Records for processing ->
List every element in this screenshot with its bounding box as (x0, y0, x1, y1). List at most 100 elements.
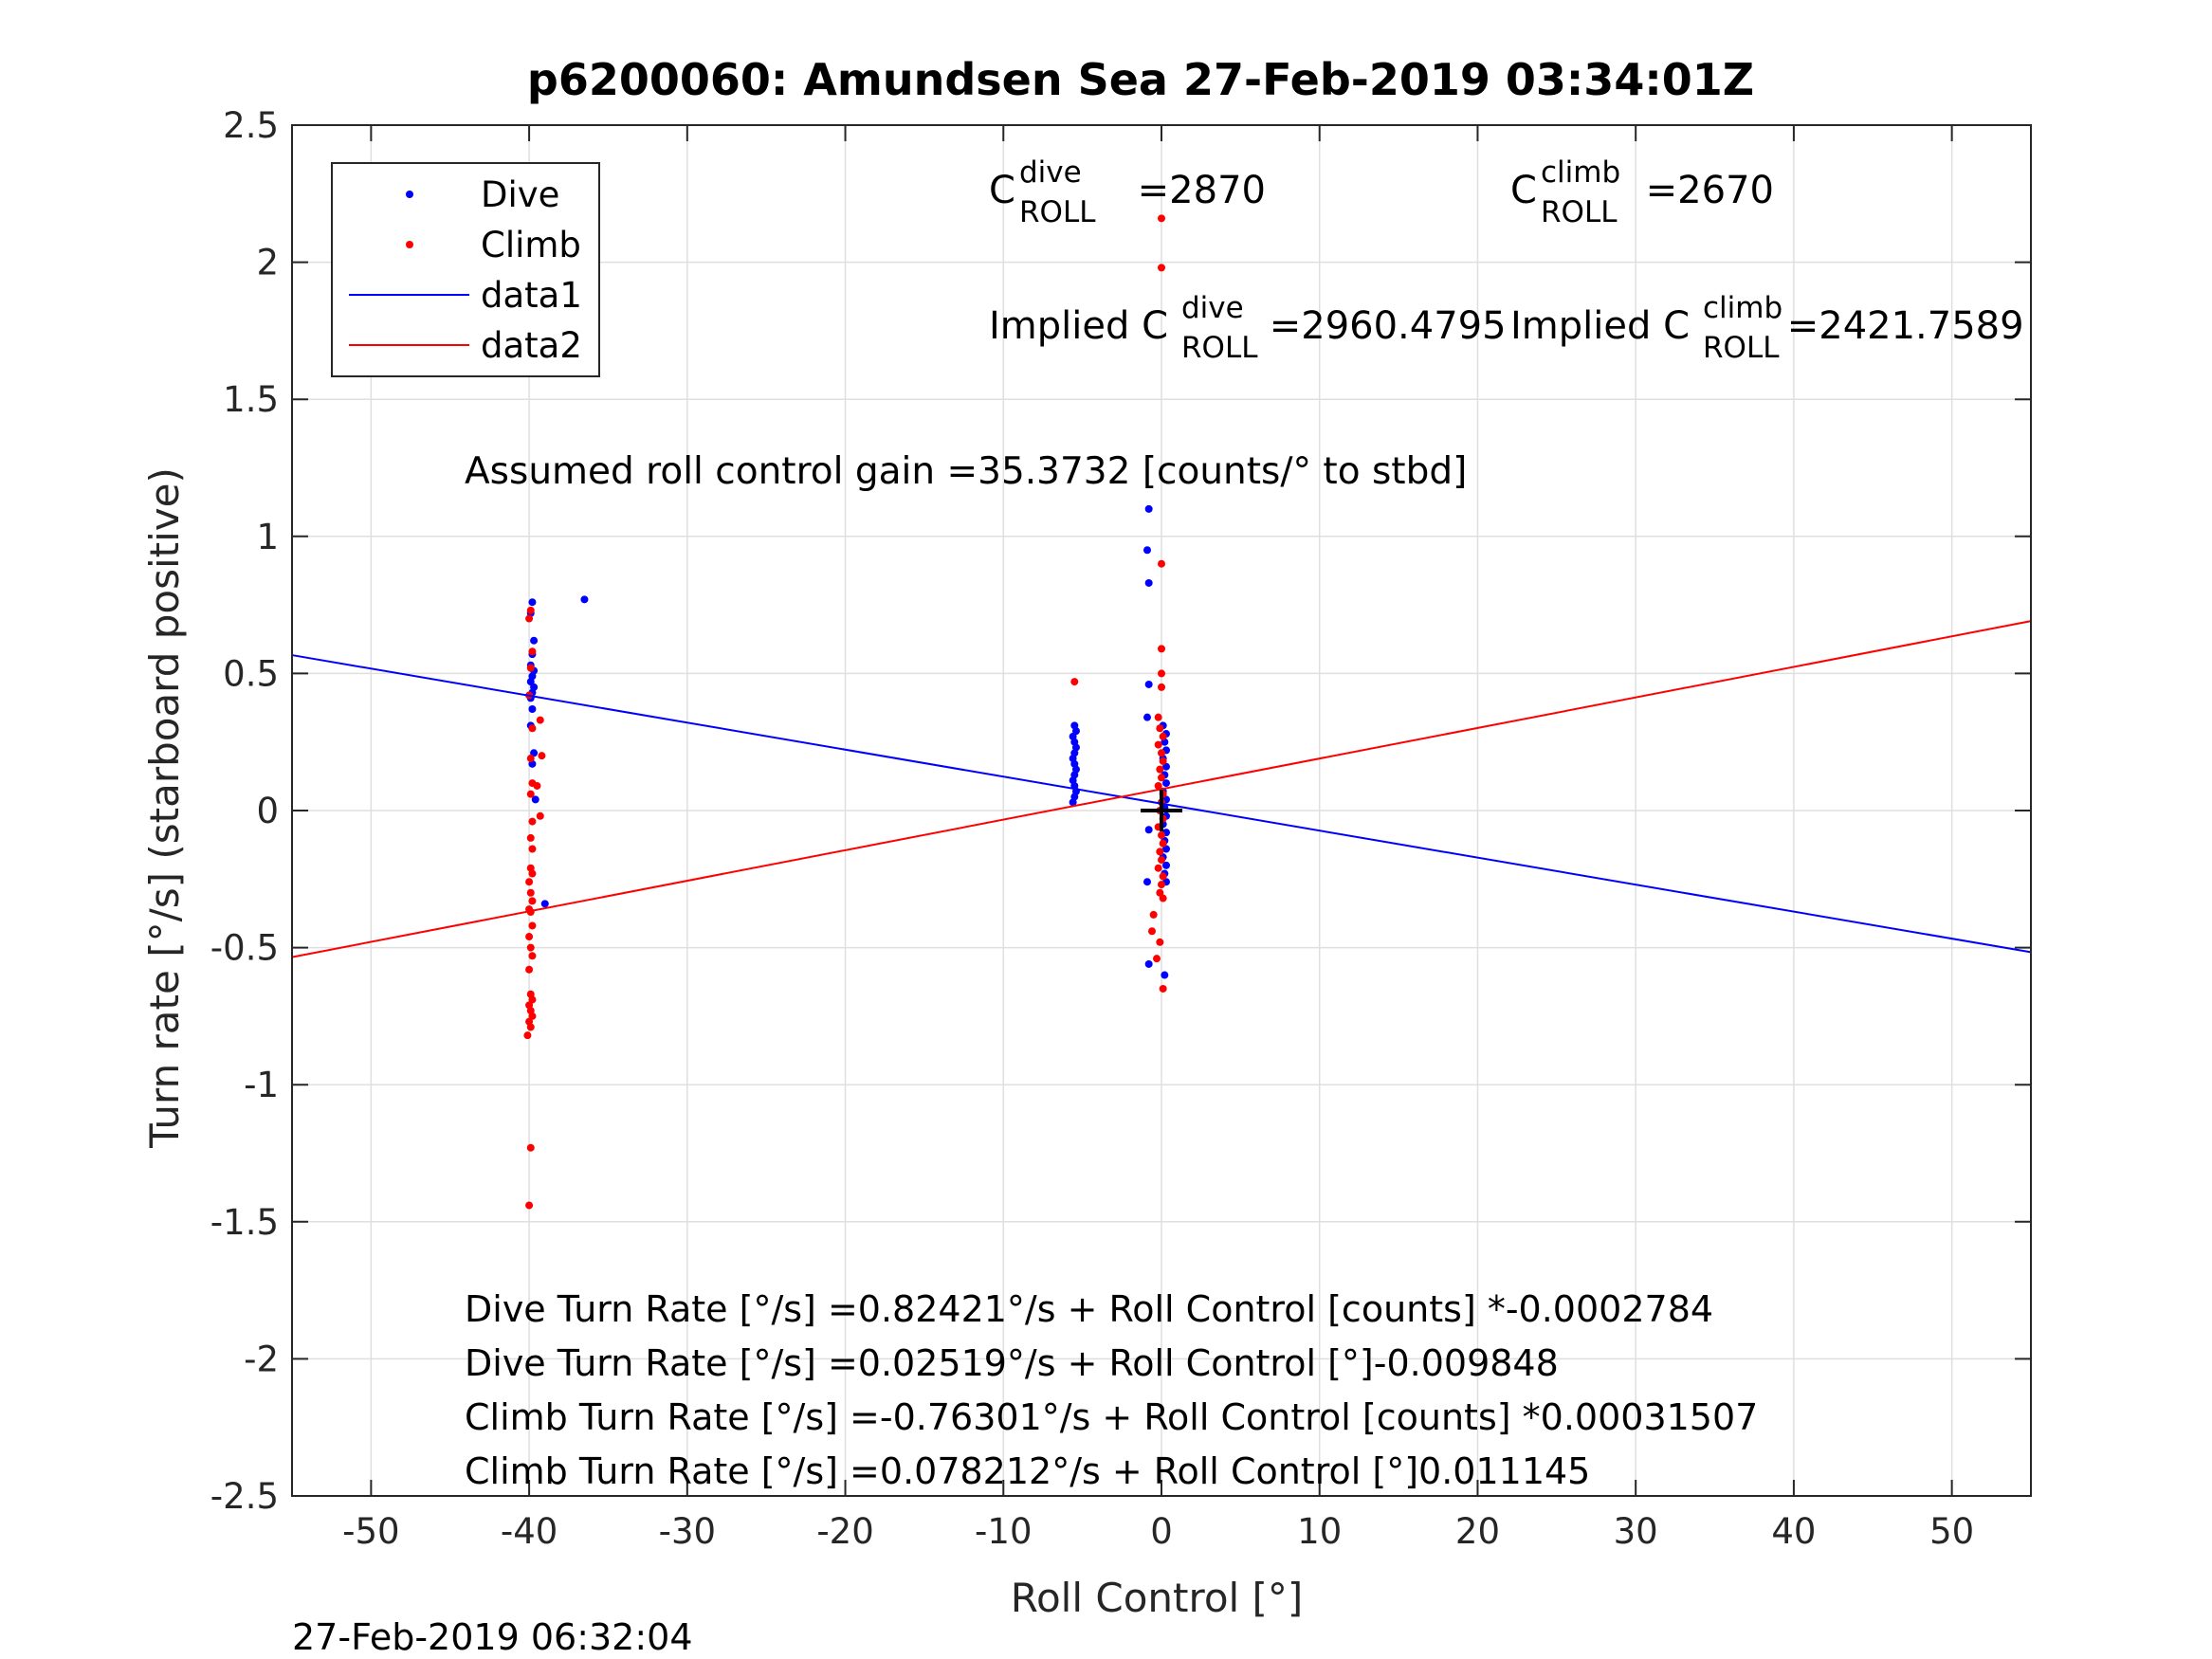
dive-point (1071, 727, 1080, 736)
dive-point (1144, 578, 1153, 587)
climb-point (528, 952, 537, 960)
climb-point (528, 845, 537, 853)
chart-title: p6200060: Amundsen Sea 27-Feb-2019 03:34… (527, 54, 1754, 105)
climb-point (1158, 749, 1165, 757)
climb-point (525, 878, 534, 886)
climb-point (1159, 872, 1167, 881)
climb-point (528, 1012, 537, 1020)
y-tick-label: 1.5 (223, 379, 279, 420)
climb-point (1158, 669, 1165, 678)
climb-equation-counts: Climb Turn Rate [°/s] =-0.76301°/s + Rol… (465, 1396, 1759, 1438)
climb-point (525, 965, 534, 974)
legend-label-data2: data2 (481, 325, 582, 366)
x-tick-label: 30 (1614, 1511, 1658, 1552)
climb-point (1154, 713, 1162, 721)
c-roll-climb-annotation: C =2670 climb ROLL (1510, 155, 1774, 229)
x-tick-label: -50 (342, 1511, 399, 1552)
x-tick-label: -30 (659, 1511, 716, 1552)
dive-point (1069, 798, 1077, 807)
legend: Dive Climb data1 data2 (331, 162, 600, 377)
dive-point (1143, 713, 1151, 721)
x-tick-label: 0 (1150, 1511, 1173, 1552)
climb-point (526, 833, 535, 842)
climb-point (528, 647, 537, 656)
dive-point (1162, 779, 1171, 788)
dive-point (1144, 504, 1153, 513)
climb-point (528, 869, 537, 878)
c-roll-dive-base: C (989, 169, 1015, 212)
c-roll-dive-subscript: ROLL (1019, 195, 1096, 229)
climb-point (1156, 938, 1164, 946)
implied-c-roll-dive-value: =2960.4795 (1257, 304, 1507, 348)
dive-point (530, 749, 539, 757)
climb-point (526, 664, 535, 672)
climb-point (1159, 894, 1167, 902)
implied-c-roll-climb-base: Implied C (1510, 304, 1691, 348)
implied-c-roll-climb-subscript: ROLL (1703, 331, 1780, 365)
climb-point (1159, 984, 1167, 993)
climb-point (526, 888, 535, 897)
legend-label-climb: Climb (481, 225, 581, 265)
dive-equation-counts: Dive Turn Rate [°/s] =0.82421°/s + Roll … (465, 1288, 1714, 1330)
c-roll-climb-base: C (1510, 169, 1537, 212)
axes: -50 -40 -30 -20 -10 0 10 20 30 40 50-2.5-2-1.5-1-0… (210, 105, 2032, 1552)
x-tick-label: -10 (975, 1511, 1032, 1552)
x-tick-label: 50 (1929, 1511, 1974, 1552)
dive-point (528, 704, 537, 713)
roll-gain-annotation: Assumed roll control gain =35.3732 [coun… (465, 450, 1468, 493)
dive-point (1161, 971, 1169, 979)
implied-c-roll-dive-base: Implied C (989, 304, 1169, 348)
climb-point (1159, 732, 1167, 740)
dive-point (1143, 546, 1151, 555)
climb-point (525, 1201, 534, 1210)
dive-point (580, 595, 589, 604)
climb-equation-degrees: Climb Turn Rate [°/s] =0.078212°/s + Rol… (465, 1450, 1591, 1492)
plot-data (291, 214, 2032, 1210)
c-roll-dive-value: =2870 (1124, 169, 1266, 212)
dive-point (526, 678, 535, 686)
y-tick-label: -0.5 (210, 928, 279, 969)
render-timestamp: 27-Feb-2019 06:32:04 (292, 1616, 693, 1658)
climb-point (1159, 839, 1167, 848)
climb-point (526, 1143, 535, 1152)
climb-point (528, 921, 537, 930)
dive-point (1144, 959, 1153, 968)
climb-point (1158, 881, 1165, 889)
climb-point (536, 716, 544, 724)
climb-point (1154, 740, 1162, 749)
y-tick-label: -2.5 (210, 1476, 279, 1517)
dive-equation-degrees: Dive Turn Rate [°/s] =0.02519°/s + Roll … (465, 1342, 1559, 1384)
y-tick-label: 1 (256, 517, 279, 557)
climb-point (1158, 774, 1165, 782)
y-tick-label: -2 (244, 1339, 279, 1379)
c-roll-dive-annotation: C =2870 dive ROLL (989, 155, 1266, 229)
c-roll-dive-superscript: dive (1019, 155, 1082, 190)
legend-marker-dive (406, 191, 413, 198)
implied-c-roll-climb-superscript: climb (1703, 291, 1783, 325)
climb-point (1156, 724, 1164, 733)
climb-point (1158, 264, 1165, 272)
climb-point (1158, 831, 1165, 840)
climb-point (526, 755, 535, 763)
dive-point (1144, 826, 1153, 834)
legend-label-dive: Dive (481, 174, 559, 215)
implied-c-roll-dive-subscript: ROLL (1181, 331, 1258, 365)
dive-point (531, 795, 539, 804)
dive-point (528, 598, 537, 607)
implied-c-roll-climb-annotation: Implied C =2421.7589 climb ROLL (1510, 291, 2024, 365)
x-tick-label: 20 (1455, 1511, 1500, 1552)
dive-point (1143, 878, 1151, 886)
y-tick-label: -1.5 (210, 1202, 279, 1243)
legend-box (331, 162, 600, 377)
climb-point (526, 1023, 535, 1031)
climb-point (1156, 888, 1164, 897)
climb-point (1154, 781, 1162, 790)
dive-point (1162, 861, 1171, 869)
climb-point (528, 724, 537, 733)
x-axis-label: Roll Control [°] (1011, 1575, 1304, 1621)
climb-point (528, 817, 537, 826)
dive-point (1162, 845, 1171, 853)
climb-point (1149, 910, 1158, 919)
climb-point (1158, 683, 1165, 691)
climb-point (533, 781, 541, 790)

Exercise aim ->
Return all of the material above line for line, unchanged, but leave out the picture.

Full answer ->
List every element in this screenshot with its bounding box as (x0, y0, x1, y1). List at most 100 elements.
dive-point (1071, 727, 1080, 736)
dive-point (1144, 578, 1153, 587)
climb-point (528, 952, 537, 960)
climb-point (528, 845, 537, 853)
chart-title: p6200060: Amundsen Sea 27-Feb-2019 03:34… (527, 54, 1754, 105)
climb-point (1158, 749, 1165, 757)
climb-point (525, 878, 534, 886)
climb-point (1159, 872, 1167, 881)
climb-point (528, 1012, 537, 1020)
y-tick-label: 1.5 (223, 379, 279, 420)
climb-point (1158, 669, 1165, 678)
climb-equation-counts: Climb Turn Rate [°/s] =-0.76301°/s + Rol… (465, 1396, 1759, 1438)
climb-point (525, 965, 534, 974)
legend-label-data2: data2 (481, 325, 582, 366)
x-tick-label: 30 (1614, 1511, 1658, 1552)
climb-point (1154, 713, 1162, 721)
c-roll-climb-annotation: C =2670 climb ROLL (1510, 155, 1774, 229)
x-tick-label: -50 (342, 1511, 399, 1552)
x-tick-label: -30 (659, 1511, 716, 1552)
dive-point (1069, 798, 1077, 807)
legend: Dive Climb data1 data2 (331, 162, 600, 377)
dive-point (1143, 713, 1151, 721)
x-tick-label: 0 (1150, 1511, 1173, 1552)
climb-point (526, 833, 535, 842)
climb-point (528, 647, 537, 656)
dive-point (1162, 779, 1171, 788)
dive-point (1144, 504, 1153, 513)
climb-point (528, 869, 537, 878)
c-roll-dive-base: C (989, 169, 1015, 212)
c-roll-dive-subscript: ROLL (1019, 195, 1096, 229)
climb-point (1156, 938, 1164, 946)
implied-c-roll-dive-value: =2960.4795 (1257, 304, 1507, 348)
dive-point (530, 749, 539, 757)
climb-point (526, 664, 535, 672)
climb-point (1159, 894, 1167, 902)
implied-c-roll-climb-base: Implied C (1510, 304, 1691, 348)
implied-c-roll-climb-subscript: ROLL (1703, 331, 1780, 365)
climb-point (1159, 984, 1167, 993)
climb-point (526, 888, 535, 897)
legend-label-climb: Climb (481, 225, 581, 265)
dive-equation-counts: Dive Turn Rate [°/s] =0.82421°/s + Roll … (465, 1288, 1714, 1330)
c-roll-climb-base: C (1510, 169, 1537, 212)
axes: -50 -40 -30 -20 -10 0 10 20 30 40 50-2.5-2-1.5-1-0… (210, 105, 2032, 1552)
x-tick-label: -10 (975, 1511, 1032, 1552)
x-tick-label: 50 (1929, 1511, 1974, 1552)
dive-point (528, 704, 537, 713)
roll-gain-annotation: Assumed roll control gain =35.3732 [coun… (465, 450, 1468, 493)
dive-point (1161, 971, 1169, 979)
implied-c-roll-dive-base: Implied C (989, 304, 1169, 348)
climb-point (1159, 732, 1167, 740)
dive-point (1143, 546, 1151, 555)
climb-point (525, 1201, 534, 1210)
dive-point (580, 595, 589, 604)
climb-equation-degrees: Climb Turn Rate [°/s] =0.078212°/s + Rol… (465, 1450, 1591, 1492)
plot-data (291, 214, 2032, 1210)
c-roll-dive-value: =2870 (1124, 169, 1266, 212)
dive-point (526, 678, 535, 686)
y-tick-label: -0.5 (210, 928, 279, 969)
render-timestamp: 27-Feb-2019 06:32:04 (292, 1616, 693, 1658)
climb-point (1159, 839, 1167, 848)
climb-point (526, 1143, 535, 1152)
climb-point (528, 921, 537, 930)
dive-point (1144, 959, 1153, 968)
climb-point (1158, 881, 1165, 889)
climb-point (536, 716, 544, 724)
climb-point (1154, 740, 1162, 749)
y-tick-label: -2.5 (210, 1476, 279, 1517)
dive-equation-degrees: Dive Turn Rate [°/s] =0.02519°/s + Roll … (465, 1342, 1559, 1384)
y-tick-label: 1 (256, 517, 279, 557)
climb-point (1158, 774, 1165, 782)
y-tick-label: -2 (244, 1339, 279, 1379)
c-roll-dive-annotation: C =2870 dive ROLL (989, 155, 1266, 229)
c-roll-dive-superscript: dive (1019, 155, 1082, 190)
legend-marker-dive (406, 191, 413, 198)
implied-c-roll-climb-superscript: climb (1703, 291, 1783, 325)
climb-point (1156, 724, 1164, 733)
climb-point (1158, 264, 1165, 272)
climb-point (1158, 831, 1165, 840)
climb-point (526, 755, 535, 763)
dive-point (1144, 826, 1153, 834)
legend-label-dive: Dive (481, 174, 559, 215)
implied-c-roll-dive-subscript: ROLL (1181, 331, 1258, 365)
dive-point (531, 795, 539, 804)
dive-point (528, 598, 537, 607)
implied-c-roll-climb-annotation: Implied C =2421.7589 climb ROLL (1510, 291, 2024, 365)
x-tick-label: 20 (1455, 1511, 1500, 1552)
dive-point (1143, 878, 1151, 886)
y-tick-label: -1.5 (210, 1202, 279, 1243)
legend-box (331, 162, 600, 377)
climb-point (526, 1023, 535, 1031)
climb-point (1156, 888, 1164, 897)
climb-point (1154, 781, 1162, 790)
dive-point (1162, 861, 1171, 869)
climb-point (528, 724, 537, 733)
x-axis-label: Roll Control [°] (1011, 1575, 1304, 1621)
climb-point (528, 817, 537, 826)
dive-point (1162, 845, 1171, 853)
climb-point (1149, 910, 1158, 919)
climb-point (1158, 683, 1165, 691)
climb-point (533, 781, 541, 790)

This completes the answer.